PROVIDED PASSAGE
((
Controversial Sydney businessman Salim Mehajer will remain behind bars after a magistrate denied him bail, saying she considered the prosecution case against him to be "quite damning".
The 31-year-old had applied for bail at Waverley Local Court on Tuesday after being accused of staging a car crash last year to avoid going to court for separate matter.
But magistrate Jennifer Giles on Wednesday refused his application, saying Mehajer's alleged crime struck "at the very heart of the criminal justice system: and he had not show cause as to why his detention was unjustified.
The former Auburn deputy mayor was on his way to face court in October last year over his alleged assault of a taxi driver when his Mercedes AMG collided with a Mitsubishi Outlander at an intersection in Lidcombe.
He was freed by firefighters and taken to hospital, while his passenger and the occupants of the other vehicle - two women aged 31 and 32 - were uninjured.
The other driver admitted fault after the crash, the court heard on Wednesday.
Ms Giles said family members of the other driver were allegedly heard later in telephone intercepts to be claiming $10,000, saying they had helped Mehajer.
A police strike force investigated the crash, and on Tuesday morning Mehajer was arrested at a home in Vaucluse, while his associate Ahmed Jaghbir was also arrested at a Lidcombe property.
))
DATA SHOWN
((
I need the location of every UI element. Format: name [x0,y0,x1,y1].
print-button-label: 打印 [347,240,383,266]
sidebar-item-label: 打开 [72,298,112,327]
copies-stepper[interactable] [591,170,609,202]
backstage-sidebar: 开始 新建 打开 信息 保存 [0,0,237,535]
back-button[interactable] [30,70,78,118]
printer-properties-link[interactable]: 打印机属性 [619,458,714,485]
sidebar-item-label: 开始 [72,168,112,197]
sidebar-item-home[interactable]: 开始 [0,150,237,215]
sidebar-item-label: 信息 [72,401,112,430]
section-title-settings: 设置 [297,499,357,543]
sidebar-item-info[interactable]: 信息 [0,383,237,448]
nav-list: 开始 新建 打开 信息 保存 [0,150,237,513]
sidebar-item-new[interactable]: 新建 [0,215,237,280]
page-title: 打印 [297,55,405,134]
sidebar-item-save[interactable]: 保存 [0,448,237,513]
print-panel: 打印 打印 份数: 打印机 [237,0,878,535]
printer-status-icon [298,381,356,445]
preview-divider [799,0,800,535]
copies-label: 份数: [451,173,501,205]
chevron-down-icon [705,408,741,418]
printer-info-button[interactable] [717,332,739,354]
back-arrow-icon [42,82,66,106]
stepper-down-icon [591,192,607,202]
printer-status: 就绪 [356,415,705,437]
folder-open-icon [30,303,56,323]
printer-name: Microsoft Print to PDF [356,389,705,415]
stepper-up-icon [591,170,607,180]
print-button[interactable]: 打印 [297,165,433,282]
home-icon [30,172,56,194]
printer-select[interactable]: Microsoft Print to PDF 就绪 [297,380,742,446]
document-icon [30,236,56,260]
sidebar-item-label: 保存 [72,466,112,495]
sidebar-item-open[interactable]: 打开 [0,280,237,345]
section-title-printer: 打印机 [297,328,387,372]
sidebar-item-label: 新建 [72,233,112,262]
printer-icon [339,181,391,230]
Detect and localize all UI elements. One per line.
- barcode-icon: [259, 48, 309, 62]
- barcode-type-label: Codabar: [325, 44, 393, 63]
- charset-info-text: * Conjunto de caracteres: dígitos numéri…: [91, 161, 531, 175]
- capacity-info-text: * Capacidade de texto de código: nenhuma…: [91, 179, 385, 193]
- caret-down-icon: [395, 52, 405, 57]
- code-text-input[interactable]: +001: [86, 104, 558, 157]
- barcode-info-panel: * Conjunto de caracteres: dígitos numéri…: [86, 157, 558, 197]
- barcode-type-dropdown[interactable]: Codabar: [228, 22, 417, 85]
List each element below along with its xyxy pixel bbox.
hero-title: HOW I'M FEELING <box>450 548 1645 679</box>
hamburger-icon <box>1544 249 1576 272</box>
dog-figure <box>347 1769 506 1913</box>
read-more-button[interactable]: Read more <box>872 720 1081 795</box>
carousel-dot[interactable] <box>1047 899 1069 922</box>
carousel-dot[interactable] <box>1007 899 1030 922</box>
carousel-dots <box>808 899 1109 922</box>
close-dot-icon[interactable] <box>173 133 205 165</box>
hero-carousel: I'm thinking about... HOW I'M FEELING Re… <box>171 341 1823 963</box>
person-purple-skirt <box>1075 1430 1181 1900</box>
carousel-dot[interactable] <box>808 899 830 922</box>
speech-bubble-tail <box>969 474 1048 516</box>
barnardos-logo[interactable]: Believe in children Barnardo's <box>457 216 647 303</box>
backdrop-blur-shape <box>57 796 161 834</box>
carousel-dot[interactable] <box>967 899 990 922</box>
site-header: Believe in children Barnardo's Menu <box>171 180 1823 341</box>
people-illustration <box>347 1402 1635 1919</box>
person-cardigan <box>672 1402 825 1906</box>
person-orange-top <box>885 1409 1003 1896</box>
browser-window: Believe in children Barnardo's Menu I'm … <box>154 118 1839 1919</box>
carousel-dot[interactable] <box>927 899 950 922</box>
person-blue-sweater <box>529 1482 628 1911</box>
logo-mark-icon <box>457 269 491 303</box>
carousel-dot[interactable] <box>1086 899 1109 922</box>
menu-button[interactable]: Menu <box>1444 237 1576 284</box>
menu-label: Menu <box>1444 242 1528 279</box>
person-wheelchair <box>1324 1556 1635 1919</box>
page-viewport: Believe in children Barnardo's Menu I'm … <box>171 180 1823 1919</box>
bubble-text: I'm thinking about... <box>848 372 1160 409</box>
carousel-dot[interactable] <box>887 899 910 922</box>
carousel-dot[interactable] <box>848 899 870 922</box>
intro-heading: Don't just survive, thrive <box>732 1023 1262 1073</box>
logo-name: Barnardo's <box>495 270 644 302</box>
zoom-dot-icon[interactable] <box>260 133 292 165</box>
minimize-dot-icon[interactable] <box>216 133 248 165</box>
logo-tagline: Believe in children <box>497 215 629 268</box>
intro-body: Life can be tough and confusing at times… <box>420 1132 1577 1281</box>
))
ASSIGNED TASK A
In the news report on Salim Mehajer's bail refusal, where was Mehajer arrested on Tuesday morning?
ASSIGNED TASK B
Extend the news report on Salim Mehajer's bail refusal, picking up after its final sentence.

ANSWER SPACE A
At a home in Vaucluse.

ANSWER SPACE B
Both Mehajer and Jaghbir have been charged with perverting the course of justice and conspiracy to cheat and defraud.
Jaghbir, 28, is defending an unrelated murder charge following the shooting death in March last year of Sydney underworld figure Kemel Barakat.
Jaghbur allegedly said he was instructed to arrange the October collision to buy Mehajer some more time before his scheduled court hearing that day, the court heard.
Prosecutors allege Jaghbir was a middle-man between Mehajer and family members of the other driver, and that he texted Mehajer his bank details after the crash, the magistrate said.
She said Mehajer's lawyer's alternative explanation - that he could be the victim of an extortion attempt involving the driver of the other vehicle - was "in no way any kind of reasonable hypothesis".
"Driving into someone and admitting fault is in no way any sort of grounds or leverage for extortion," Ms Giles said.